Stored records
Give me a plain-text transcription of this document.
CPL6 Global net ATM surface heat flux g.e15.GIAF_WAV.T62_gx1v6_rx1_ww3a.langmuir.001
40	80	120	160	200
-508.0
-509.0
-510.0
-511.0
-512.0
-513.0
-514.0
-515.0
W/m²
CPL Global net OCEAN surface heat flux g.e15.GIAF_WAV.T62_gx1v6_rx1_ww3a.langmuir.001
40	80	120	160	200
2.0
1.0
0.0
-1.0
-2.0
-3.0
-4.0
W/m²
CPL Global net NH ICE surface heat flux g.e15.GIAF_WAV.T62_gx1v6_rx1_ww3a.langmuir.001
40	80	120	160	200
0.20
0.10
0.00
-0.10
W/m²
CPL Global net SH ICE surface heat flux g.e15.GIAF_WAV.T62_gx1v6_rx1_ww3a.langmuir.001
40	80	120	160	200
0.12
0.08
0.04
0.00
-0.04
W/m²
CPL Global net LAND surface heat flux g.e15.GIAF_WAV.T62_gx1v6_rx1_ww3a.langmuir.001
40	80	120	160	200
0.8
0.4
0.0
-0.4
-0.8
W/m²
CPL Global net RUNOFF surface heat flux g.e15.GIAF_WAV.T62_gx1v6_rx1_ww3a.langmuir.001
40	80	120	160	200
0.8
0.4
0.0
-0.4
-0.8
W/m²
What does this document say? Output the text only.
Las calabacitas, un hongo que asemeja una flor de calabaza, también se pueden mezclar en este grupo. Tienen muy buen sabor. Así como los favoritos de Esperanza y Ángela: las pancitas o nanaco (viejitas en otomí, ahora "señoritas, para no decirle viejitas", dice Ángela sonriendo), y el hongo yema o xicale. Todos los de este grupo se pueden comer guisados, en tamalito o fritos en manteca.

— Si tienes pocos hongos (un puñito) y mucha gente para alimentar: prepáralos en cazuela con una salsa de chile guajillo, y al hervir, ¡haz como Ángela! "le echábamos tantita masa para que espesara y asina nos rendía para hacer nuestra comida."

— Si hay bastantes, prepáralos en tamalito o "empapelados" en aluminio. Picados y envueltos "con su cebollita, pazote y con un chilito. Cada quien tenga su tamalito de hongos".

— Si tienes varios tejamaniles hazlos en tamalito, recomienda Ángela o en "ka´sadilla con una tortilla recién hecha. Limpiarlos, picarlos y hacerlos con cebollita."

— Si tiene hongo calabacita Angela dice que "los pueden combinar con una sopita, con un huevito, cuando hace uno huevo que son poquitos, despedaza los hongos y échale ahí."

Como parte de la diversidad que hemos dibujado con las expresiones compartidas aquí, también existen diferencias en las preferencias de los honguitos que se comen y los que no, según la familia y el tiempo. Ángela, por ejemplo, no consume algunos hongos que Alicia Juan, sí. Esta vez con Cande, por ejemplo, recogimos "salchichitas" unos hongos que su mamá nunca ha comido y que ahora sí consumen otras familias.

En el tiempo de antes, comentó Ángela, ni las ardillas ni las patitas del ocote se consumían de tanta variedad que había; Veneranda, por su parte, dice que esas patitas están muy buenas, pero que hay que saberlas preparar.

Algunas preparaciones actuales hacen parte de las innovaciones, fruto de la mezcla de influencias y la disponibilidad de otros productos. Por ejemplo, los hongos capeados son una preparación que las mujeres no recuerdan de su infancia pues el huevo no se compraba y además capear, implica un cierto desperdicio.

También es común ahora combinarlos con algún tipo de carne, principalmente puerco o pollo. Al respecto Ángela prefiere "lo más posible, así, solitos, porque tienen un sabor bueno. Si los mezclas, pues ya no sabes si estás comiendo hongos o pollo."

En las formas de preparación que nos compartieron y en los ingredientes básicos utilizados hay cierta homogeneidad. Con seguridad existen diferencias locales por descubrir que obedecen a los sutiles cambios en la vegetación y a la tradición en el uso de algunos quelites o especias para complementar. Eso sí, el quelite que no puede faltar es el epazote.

■ **EXERCISE TASK**
Return each line of the records above exactly as it reads.

■ **RESPONSE FOR THIS EXERCISE**
Give me a plain-text transcription of this document.
CPL6 Global net ATM surface heat flux g.e15.GIAF_WAV.T62_gx1v6_rx1_ww3a.langmuir.001
40	80	120	160	200
-508.0
-509.0
-510.0
-511.0
-512.0
-513.0
-514.0
-515.0
W/m²
CPL Global net OCEAN surface heat flux g.e15.GIAF_WAV.T62_gx1v6_rx1_ww3a.langmuir.001
40	80	120	160	200
2.0
1.0
0.0
-1.0
-2.0
-3.0
-4.0
W/m²
CPL Global net NH ICE surface heat flux g.e15.GIAF_WAV.T62_gx1v6_rx1_ww3a.langmuir.001
40	80	120	160	200
0.20
0.10
0.00
-0.10
W/m²
CPL Global net SH ICE surface heat flux g.e15.GIAF_WAV.T62_gx1v6_rx1_ww3a.langmuir.001
40	80	120	160	200
0.12
0.08
0.04
0.00
-0.04
W/m²
CPL Global net LAND surface heat flux g.e15.GIAF_WAV.T62_gx1v6_rx1_ww3a.langmuir.001
40	80	120	160	200
0.8
0.4
0.0
-0.4
-0.8
W/m²
CPL Global net RUNOFF surface heat flux g.e15.GIAF_WAV.T62_gx1v6_rx1_ww3a.langmuir.001
40	80	120	160	200
0.8
0.4
0.0
-0.4
-0.8
W/m²
What does this document say? Output the text only.
Las calabacitas, un hongo que asemeja una flor de calabaza, también se pueden mezclar en este grupo. Tienen muy buen sabor. Así como los favoritos de Esperanza y Ángela: las pancitas o nanaco (viejitas en otomí, ahora "señoritas, para no decirle viejitas", dice Ángela sonriendo), y el hongo yema o xicale. Todos los de este grupo se pueden comer guisados, en tamalito o fritos en manteca.

— Si tienes pocos hongos (un puñito) y mucha gente para alimentar: prepáralos en cazuela con una salsa de chile guajillo, y al hervir, ¡haz como Ángela! "le echábamos tantita masa para que espesara y asina nos rendía para hacer nuestra comida."

— Si hay bastantes, prepáralos en tamalito o "empapelados" en aluminio. Picados y envueltos "con su cebollita, pazote y con un chilito. Cada quien tenga su tamalito de hongos".

— Si tienes varios tejamaniles hazlos en tamalito, recomienda Ángela o en "ka´sadilla con una tortilla recién hecha. Limpiarlos, picarlos y hacerlos con cebollita."

— Si tiene hongo calabacita Angela dice que "los pueden combinar con una sopita, con un huevito, cuando hace uno huevo que son poquitos, despedaza los hongos y échale ahí."

Como parte de la diversidad que hemos dibujado con las expresiones compartidas aquí, también existen diferencias en las preferencias de los honguitos que se comen y los que no, según la familia y el tiempo. Ángela, por ejemplo, no consume algunos hongos que Alicia Juan, sí. Esta vez con Cande, por ejemplo, recogimos "salchichitas" unos hongos que su mamá nunca ha comido y que ahora sí consumen otras familias.

En el tiempo de antes, comentó Ángela, ni las ardillas ni las patitas del ocote se consumían de tanta variedad que había; Veneranda, por su parte, dice que esas patitas están muy buenas, pero que hay que saberlas preparar.

Algunas preparaciones actuales hacen parte de las innovaciones, fruto de la mezcla de influencias y la disponibilidad de otros productos. Por ejemplo, los hongos capeados son una preparación que las mujeres no recuerdan de su infancia pues el huevo no se compraba y además capear, implica un cierto desperdicio.

También es común ahora combinarlos con algún tipo de carne, principalmente puerco o pollo. Al respecto Ángela prefiere "lo más posible, así, solitos, porque tienen un sabor bueno. Si los mezclas, pues ya no sabes si estás comiendo hongos o pollo."

En las formas de preparación que nos compartieron y en los ingredientes básicos utilizados hay cierta homogeneidad. Con seguridad existen diferencias locales por descubrir que obedecen a los sutiles cambios en la vegetación y a la tradición en el uso de algunos quelites o especias para complementar. Eso sí, el quelite que no puede faltar es el epazote.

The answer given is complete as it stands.